The request ::
Quote the entries word for word. Omit the pictures.

(Lines of data)
......

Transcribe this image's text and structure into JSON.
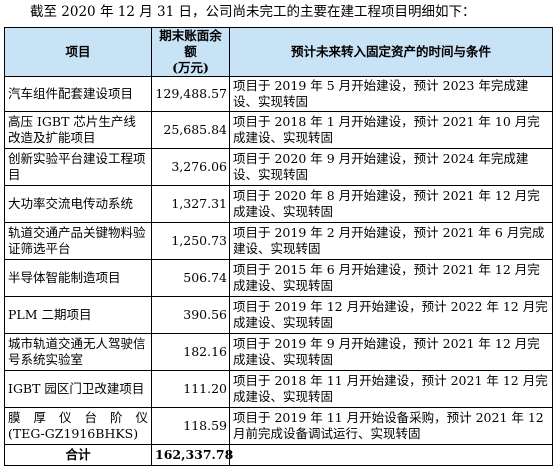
{
  "intro": "截至 2020 年 12 月 31 日，公司尚未完工的主要在建工程项目明细如下：",
  "table": {
    "headers": {
      "project": "项目",
      "balance_line1": "期末账面余额",
      "balance_line2": "(万元)",
      "condition": "预计未来转入固定资产的时间与条件"
    },
    "rows": [
      {
        "name": "汽车组件配套建设项目",
        "amount": "129,488.57",
        "condition": "项目于 2019 年 5 月开始建设，预计 2023 年完成建设、实现转固"
      },
      {
        "name": "高压 IGBT 芯片生产线改造及扩能项目",
        "amount": "25,685.84",
        "condition": "项目于 2018 年 1 月开始建设，预计 2021 年 10 月完成建设、实现转固"
      },
      {
        "name": "创新实验平台建设工程项目",
        "amount": "3,276.06",
        "condition": "项目于 2020 年 9 月开始建设，预计 2024 年完成建设、实现转固"
      },
      {
        "name": "大功率交流电传动系统",
        "amount": "1,327.31",
        "condition": "项目于 2020 年 8 月开始建设，预计 2021 年 12 月完成建设、实现转固"
      },
      {
        "name": "轨道交通产品关键物料验证筛选平台",
        "amount": "1,250.73",
        "condition": "项目于 2019 年 2 月开始建设，预计 2021 年 6 月完成建设、实现转固"
      },
      {
        "name": "半导体智能制造项目",
        "amount": "506.74",
        "condition": "项目于 2015 年 6 月开始建设，预计 2021 年 12 月完成建设、实现转固"
      },
      {
        "name": "PLM 二期项目",
        "amount": "390.56",
        "condition": "项目于 2019 年 12 月开始建设，预计 2022 年 12 月完成建设、实现转固"
      },
      {
        "name": "城市轨道交通无人驾驶信号系统实验室",
        "amount": "182.16",
        "condition": "项目于 2019 年 9 月开始建设，预计 2021 年 12 月完成建设、实现转固"
      },
      {
        "name": "IGBT 园区门卫改建项目",
        "amount": "111.20",
        "condition": "项目于 2018 年 11 月开始建设，预计 2021 年 12 月完成建设、实现转固"
      },
      {
        "name": "膜厚仪台阶仪 (TEG-GZ1916BHKS)",
        "name_line1": "膜厚仪台阶仪",
        "name_line2": "(TEG-GZ1916BHKS)",
        "amount": "118.59",
        "condition": "项目于 2019 年 11 月开始设备采购，预计 2021 年 12 月前完成设备调试运行、实现转固"
      }
    ],
    "total": {
      "label": "合计",
      "amount": "162,337.78"
    }
  }
}
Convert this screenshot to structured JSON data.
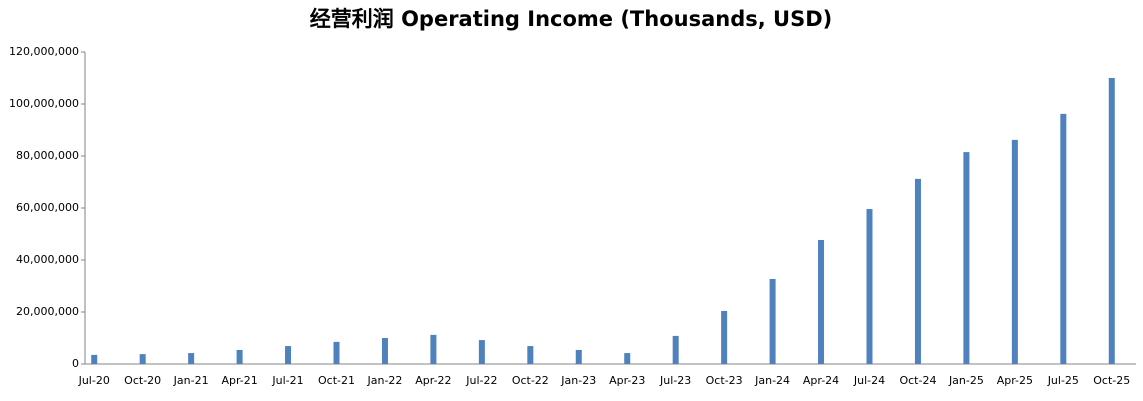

......

Response to the task ::
Transcribe this image's text and structure into JSON.
{
  "intro": "截至 2020 年 12 月 31 日，公司尚未完工的主要在建工程项目明细如下：",
  "table": {
    "headers": {
      "project": "项目",
      "balance_line1": "期末账面余额",
      "balance_line2": "(万元)",
      "condition": "预计未来转入固定资产的时间与条件"
    },
    "rows": [
      {
        "name": "汽车组件配套建设项目",
        "amount": "129,488.57",
        "condition": "项目于 2019 年 5 月开始建设，预计 2023 年完成建设、实现转固"
      },
      {
        "name": "高压 IGBT 芯片生产线改造及扩能项目",
        "amount": "25,685.84",
        "condition": "项目于 2018 年 1 月开始建设，预计 2021 年 10 月完成建设、实现转固"
      },
      {
        "name": "创新实验平台建设工程项目",
        "amount": "3,276.06",
        "condition": "项目于 2020 年 9 月开始建设，预计 2024 年完成建设、实现转固"
      },
      {
        "name": "大功率交流电传动系统",
        "amount": "1,327.31",
        "condition": "项目于 2020 年 8 月开始建设，预计 2021 年 12 月完成建设、实现转固"
      },
      {
        "name": "轨道交通产品关键物料验证筛选平台",
        "amount": "1,250.73",
        "condition": "项目于 2019 年 2 月开始建设，预计 2021 年 6 月完成建设、实现转固"
      },
      {
        "name": "半导体智能制造项目",
        "amount": "506.74",
        "condition": "项目于 2015 年 6 月开始建设，预计 2021 年 12 月完成建设、实现转固"
      },
      {
        "name": "PLM 二期项目",
        "amount": "390.56",
        "condition": "项目于 2019 年 12 月开始建设，预计 2022 年 12 月完成建设、实现转固"
      },
      {
        "name": "城市轨道交通无人驾驶信号系统实验室",
        "amount": "182.16",
        "condition": "项目于 2019 年 9 月开始建设，预计 2021 年 12 月完成建设、实现转固"
      },
      {
        "name": "IGBT 园区门卫改建项目",
        "amount": "111.20",
        "condition": "项目于 2018 年 11 月开始建设，预计 2021 年 12 月完成建设、实现转固"
      },
      {
        "name": "膜厚仪台阶仪 (TEG-GZ1916BHKS)",
        "name_line1": "膜厚仪台阶仪",
        "name_line2": "(TEG-GZ1916BHKS)",
        "amount": "118.59",
        "condition": "项目于 2019 年 11 月开始设备采购，预计 2021 年 12 月前完成设备调试运行、实现转固"
      }
    ],
    "total": {
      "label": "合计",
      "amount": "162,337.78"
    }
  }
}
Convert this screenshot to structured JSON data.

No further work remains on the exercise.